Would you pull out every line of the material that contains the string "бюджета"?
-- start Material shown --
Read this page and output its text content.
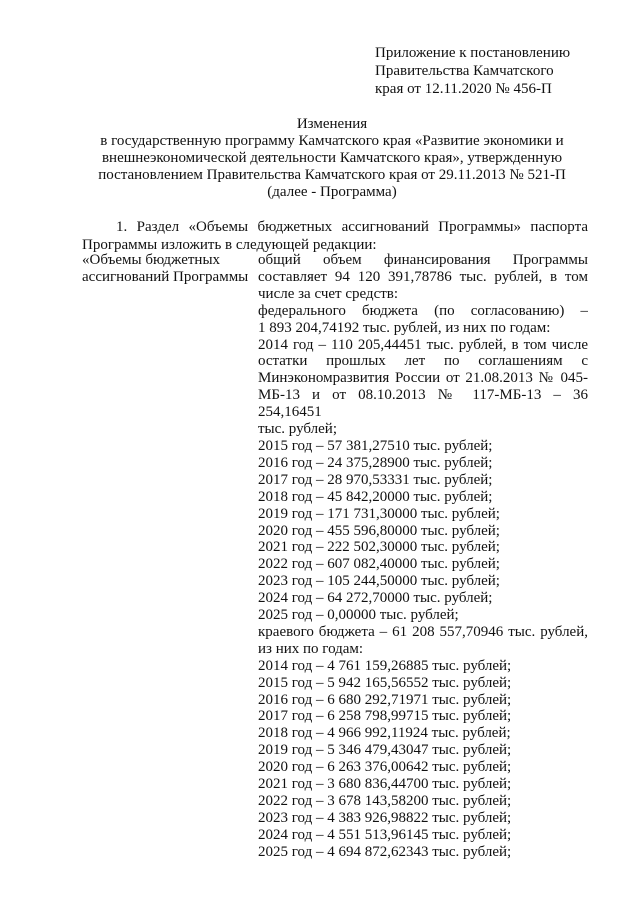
Приложение к постановлению
Правительства Камчатского
края от 12.11.2020 № 456-П
Изменения
в государственную программу Камчатского края «Развитие экономики и
внешнеэкономической деятельности Камчатского края», утвержденную
постановлением Правительства Камчатского края от 29.11.2013 № 521-П
(далее - Программа)
1. Раздел «Объемы бюджетных ассигнований Программы» паспорта
Программы изложить в следующей редакции:
«Объемы бюджетных
ассигнований Программы
общий объем финансирования Программы
составляет 94 120 391,78786 тыс. рублей, в том
числе за счет средств:
федерального бюджета (по согласованию) –
1 893 204,74192 тыс. рублей, из них по годам:
2014 год – 110 205,44451 тыс. рублей, в том числе
остатки прошлых лет по соглашениям с
Минэкономразвития России от 21.08.2013 № 045-
МБ-13 и от 08.10.2013 № 117-МБ-13 – 36 254,16451
тыс. рублей;
2015 год – 57 381,27510 тыс. рублей;
2016 год – 24 375,28900 тыс. рублей;
2017 год – 28 970,53331 тыс. рублей;
2018 год – 45 842,20000 тыс. рублей;
2019 год – 171 731,30000 тыс. рублей;
2020 год – 455 596,80000 тыс. рублей;
2021 год – 222 502,30000 тыс. рублей;
2022 год – 607 082,40000 тыс. рублей;
2023 год – 105 244,50000 тыс. рублей;
2024 год – 64 272,70000 тыс. рублей;
2025 год – 0,00000 тыс. рублей;
краевого бюджета – 61 208 557,70946 тыс. рублей,
из них по годам:
2014 год – 4 761 159,26885 тыс. рублей;
2015 год – 5 942 165,56552 тыс. рублей;
2016 год – 6 680 292,71971 тыс. рублей;
2017 год – 6 258 798,99715 тыс. рублей;
2018 год – 4 966 992,11924 тыс. рублей;
2019 год – 5 346 479,43047 тыс. рублей;
2020 год – 6 263 376,00642 тыс. рублей;
2021 год – 3 680 836,44700 тыс. рублей;
2022 год – 3 678 143,58200 тыс. рублей;
2023 год – 4 383 926,98822 тыс. рублей;
2024 год – 4 551 513,96145 тыс. рублей;
2025 год – 4 694 872,62343 тыс. рублей;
-- end Material shown --
Solution for this problem —
федерального бюджета (по согласованию) –
краевого бюджета – 61 208 557,70946 тыс. рублей,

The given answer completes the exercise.